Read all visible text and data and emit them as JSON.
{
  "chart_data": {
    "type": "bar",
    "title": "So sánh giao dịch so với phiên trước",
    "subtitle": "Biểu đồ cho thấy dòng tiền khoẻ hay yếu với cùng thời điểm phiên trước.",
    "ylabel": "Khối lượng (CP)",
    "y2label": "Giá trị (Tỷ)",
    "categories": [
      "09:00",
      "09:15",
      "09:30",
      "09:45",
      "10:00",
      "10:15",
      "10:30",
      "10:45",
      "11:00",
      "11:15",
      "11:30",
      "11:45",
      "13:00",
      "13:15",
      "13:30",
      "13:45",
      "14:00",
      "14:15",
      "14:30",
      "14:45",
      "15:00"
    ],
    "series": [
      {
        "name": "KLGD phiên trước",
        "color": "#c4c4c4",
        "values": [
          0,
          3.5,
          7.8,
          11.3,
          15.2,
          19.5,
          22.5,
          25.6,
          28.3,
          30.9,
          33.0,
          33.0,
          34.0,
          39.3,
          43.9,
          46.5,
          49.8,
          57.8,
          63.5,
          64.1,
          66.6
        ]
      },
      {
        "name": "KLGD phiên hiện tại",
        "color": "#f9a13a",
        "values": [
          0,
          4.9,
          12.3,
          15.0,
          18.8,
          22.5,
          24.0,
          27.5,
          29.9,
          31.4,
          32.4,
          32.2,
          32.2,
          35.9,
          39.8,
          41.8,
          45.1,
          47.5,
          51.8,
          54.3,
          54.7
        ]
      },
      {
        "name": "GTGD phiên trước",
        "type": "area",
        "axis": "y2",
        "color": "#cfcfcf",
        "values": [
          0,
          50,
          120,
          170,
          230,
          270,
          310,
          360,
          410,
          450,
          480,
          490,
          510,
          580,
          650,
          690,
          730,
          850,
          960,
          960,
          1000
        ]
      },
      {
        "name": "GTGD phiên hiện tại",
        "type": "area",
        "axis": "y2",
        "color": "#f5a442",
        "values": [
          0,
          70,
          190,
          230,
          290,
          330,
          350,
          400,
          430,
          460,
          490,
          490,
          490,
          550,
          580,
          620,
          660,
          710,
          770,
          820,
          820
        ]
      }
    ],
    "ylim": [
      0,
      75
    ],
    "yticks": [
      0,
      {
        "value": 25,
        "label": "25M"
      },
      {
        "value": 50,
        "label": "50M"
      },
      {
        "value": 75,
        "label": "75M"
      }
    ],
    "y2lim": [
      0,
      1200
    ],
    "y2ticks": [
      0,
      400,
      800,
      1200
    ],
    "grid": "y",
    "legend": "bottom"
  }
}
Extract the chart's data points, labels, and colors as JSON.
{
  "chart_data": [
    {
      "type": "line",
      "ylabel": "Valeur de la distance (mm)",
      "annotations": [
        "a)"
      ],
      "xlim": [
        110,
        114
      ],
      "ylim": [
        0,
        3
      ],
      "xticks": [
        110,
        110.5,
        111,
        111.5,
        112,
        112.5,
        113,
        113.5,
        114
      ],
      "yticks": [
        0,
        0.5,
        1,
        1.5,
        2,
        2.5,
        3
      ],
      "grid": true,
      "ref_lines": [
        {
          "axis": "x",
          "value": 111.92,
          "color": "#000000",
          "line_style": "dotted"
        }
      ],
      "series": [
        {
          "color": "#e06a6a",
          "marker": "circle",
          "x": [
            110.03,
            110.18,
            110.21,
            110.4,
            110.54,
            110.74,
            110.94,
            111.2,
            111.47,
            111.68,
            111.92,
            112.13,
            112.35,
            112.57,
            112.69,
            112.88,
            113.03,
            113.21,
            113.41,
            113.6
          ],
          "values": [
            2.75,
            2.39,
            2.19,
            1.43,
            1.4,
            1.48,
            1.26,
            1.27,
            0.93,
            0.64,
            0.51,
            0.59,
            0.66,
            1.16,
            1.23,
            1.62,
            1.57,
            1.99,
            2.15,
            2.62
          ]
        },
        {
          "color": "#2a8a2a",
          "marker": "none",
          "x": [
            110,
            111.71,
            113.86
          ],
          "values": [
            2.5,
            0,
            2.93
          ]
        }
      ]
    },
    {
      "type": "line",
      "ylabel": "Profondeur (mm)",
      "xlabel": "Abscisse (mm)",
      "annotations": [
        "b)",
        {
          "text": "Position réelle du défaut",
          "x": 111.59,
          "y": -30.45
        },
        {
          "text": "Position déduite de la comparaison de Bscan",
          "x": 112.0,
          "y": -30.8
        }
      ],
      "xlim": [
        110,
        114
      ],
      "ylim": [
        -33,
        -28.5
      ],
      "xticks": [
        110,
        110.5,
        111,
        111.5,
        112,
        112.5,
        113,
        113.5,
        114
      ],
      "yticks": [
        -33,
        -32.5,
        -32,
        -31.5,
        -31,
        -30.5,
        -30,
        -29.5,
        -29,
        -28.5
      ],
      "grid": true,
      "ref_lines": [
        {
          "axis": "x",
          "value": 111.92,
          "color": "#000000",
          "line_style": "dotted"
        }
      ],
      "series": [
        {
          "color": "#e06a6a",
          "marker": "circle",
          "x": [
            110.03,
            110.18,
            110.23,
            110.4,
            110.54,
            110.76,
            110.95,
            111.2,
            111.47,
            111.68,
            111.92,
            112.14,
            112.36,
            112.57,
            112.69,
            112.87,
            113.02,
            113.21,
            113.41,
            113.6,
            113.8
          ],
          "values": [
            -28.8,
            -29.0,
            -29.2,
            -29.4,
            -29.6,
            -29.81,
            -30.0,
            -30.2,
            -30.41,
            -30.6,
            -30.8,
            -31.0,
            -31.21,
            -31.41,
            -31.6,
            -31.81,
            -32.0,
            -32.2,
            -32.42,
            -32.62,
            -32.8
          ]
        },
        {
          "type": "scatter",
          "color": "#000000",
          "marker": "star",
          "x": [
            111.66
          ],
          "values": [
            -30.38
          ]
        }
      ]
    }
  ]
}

--------------------------------

_What you will do_
Exactly reproduce all of the entries above.

_Solution to the exercise_
Read all visible text and data and emit them as JSON.
{
  "chart_data": {
    "type": "bar",
    "title": "So sánh giao dịch so với phiên trước",
    "subtitle": "Biểu đồ cho thấy dòng tiền khoẻ hay yếu với cùng thời điểm phiên trước.",
    "ylabel": "Khối lượng (CP)",
    "y2label": "Giá trị (Tỷ)",
    "categories": [
      "09:00",
      "09:15",
      "09:30",
      "09:45",
      "10:00",
      "10:15",
      "10:30",
      "10:45",
      "11:00",
      "11:15",
      "11:30",
      "11:45",
      "13:00",
      "13:15",
      "13:30",
      "13:45",
      "14:00",
      "14:15",
      "14:30",
      "14:45",
      "15:00"
    ],
    "series": [
      {
        "name": "KLGD phiên trước",
        "color": "#c4c4c4",
        "values": [
          0,
          3.5,
          7.8,
          11.3,
          15.2,
          19.5,
          22.5,
          25.6,
          28.3,
          30.9,
          33.0,
          33.0,
          34.0,
          39.3,
          43.9,
          46.5,
          49.8,
          57.8,
          63.5,
          64.1,
          66.6
        ]
      },
      {
        "name": "KLGD phiên hiện tại",
        "color": "#f9a13a",
        "values": [
          0,
          4.9,
          12.3,
          15.0,
          18.8,
          22.5,
          24.0,
          27.5,
          29.9,
          31.4,
          32.4,
          32.2,
          32.2,
          35.9,
          39.8,
          41.8,
          45.1,
          47.5,
          51.8,
          54.3,
          54.7
        ]
      },
      {
        "name": "GTGD phiên trước",
        "type": "area",
        "axis": "y2",
        "color": "#cfcfcf",
        "values": [
          0,
          50,
          120,
          170,
          230,
          270,
          310,
          360,
          410,
          450,
          480,
          490,
          510,
          580,
          650,
          690,
          730,
          850,
          960,
          960,
          1000
        ]
      },
      {
        "name": "GTGD phiên hiện tại",
        "type": "area",
        "axis": "y2",
        "color": "#f5a442",
        "values": [
          0,
          70,
          190,
          230,
          290,
          330,
          350,
          400,
          430,
          460,
          490,
          490,
          490,
          550,
          580,
          620,
          660,
          710,
          770,
          820,
          820
        ]
      }
    ],
    "ylim": [
      0,
      75
    ],
    "yticks": [
      0,
      {
        "value": 25,
        "label": "25M"
      },
      {
        "value": 50,
        "label": "50M"
      },
      {
        "value": 75,
        "label": "75M"
      }
    ],
    "y2lim": [
      0,
      1200
    ],
    "y2ticks": [
      0,
      400,
      800,
      1200
    ],
    "grid": "y",
    "legend": "bottom"
  }
}
Extract the chart's data points, labels, and colors as JSON.
{
  "chart_data": [
    {
      "type": "line",
      "ylabel": "Valeur de la distance (mm)",
      "annotations": [
        "a)"
      ],
      "xlim": [
        110,
        114
      ],
      "ylim": [
        0,
        3
      ],
      "xticks": [
        110,
        110.5,
        111,
        111.5,
        112,
        112.5,
        113,
        113.5,
        114
      ],
      "yticks": [
        0,
        0.5,
        1,
        1.5,
        2,
        2.5,
        3
      ],
      "grid": true,
      "ref_lines": [
        {
          "axis": "x",
          "value": 111.92,
          "color": "#000000",
          "line_style": "dotted"
        }
      ],
      "series": [
        {
          "color": "#e06a6a",
          "marker": "circle",
          "x": [
            110.03,
            110.18,
            110.21,
            110.4,
            110.54,
            110.74,
            110.94,
            111.2,
            111.47,
            111.68,
            111.92,
            112.13,
            112.35,
            112.57,
            112.69,
            112.88,
            113.03,
            113.21,
            113.41,
            113.6
          ],
          "values": [
            2.75,
            2.39,
            2.19,
            1.43,
            1.4,
            1.48,
            1.26,
            1.27,
            0.93,
            0.64,
            0.51,
            0.59,
            0.66,
            1.16,
            1.23,
            1.62,
            1.57,
            1.99,
            2.15,
            2.62
          ]
        },
        {
          "color": "#2a8a2a",
          "marker": "none",
          "x": [
            110,
            111.71,
            113.86
          ],
          "values": [
            2.5,
            0,
            2.93
          ]
        }
      ]
    },
    {
      "type": "line",
      "ylabel": "Profondeur (mm)",
      "xlabel": "Abscisse (mm)",
      "annotations": [
        "b)",
        {
          "text": "Position réelle du défaut",
          "x": 111.59,
          "y": -30.45
        },
        {
          "text": "Position déduite de la comparaison de Bscan",
          "x": 112.0,
          "y": -30.8
        }
      ],
      "xlim": [
        110,
        114
      ],
      "ylim": [
        -33,
        -28.5
      ],
      "xticks": [
        110,
        110.5,
        111,
        111.5,
        112,
        112.5,
        113,
        113.5,
        114
      ],
      "yticks": [
        -33,
        -32.5,
        -32,
        -31.5,
        -31,
        -30.5,
        -30,
        -29.5,
        -29,
        -28.5
      ],
      "grid": true,
      "ref_lines": [
        {
          "axis": "x",
          "value": 111.92,
          "color": "#000000",
          "line_style": "dotted"
        }
      ],
      "series": [
        {
          "color": "#e06a6a",
          "marker": "circle",
          "x": [
            110.03,
            110.18,
            110.23,
            110.4,
            110.54,
            110.76,
            110.95,
            111.2,
            111.47,
            111.68,
            111.92,
            112.14,
            112.36,
            112.57,
            112.69,
            112.87,
            113.02,
            113.21,
            113.41,
            113.6,
            113.8
          ],
          "values": [
            -28.8,
            -29.0,
            -29.2,
            -29.4,
            -29.6,
            -29.81,
            -30.0,
            -30.2,
            -30.41,
            -30.6,
            -30.8,
            -31.0,
            -31.21,
            -31.41,
            -31.6,
            -31.81,
            -32.0,
            -32.2,
            -32.42,
            -32.62,
            -32.8
          ]
        },
        {
          "type": "scatter",
          "color": "#000000",
          "marker": "star",
          "x": [
            111.66
          ],
          "values": [
            -30.38
          ]
        }
      ]
    }
  ]
}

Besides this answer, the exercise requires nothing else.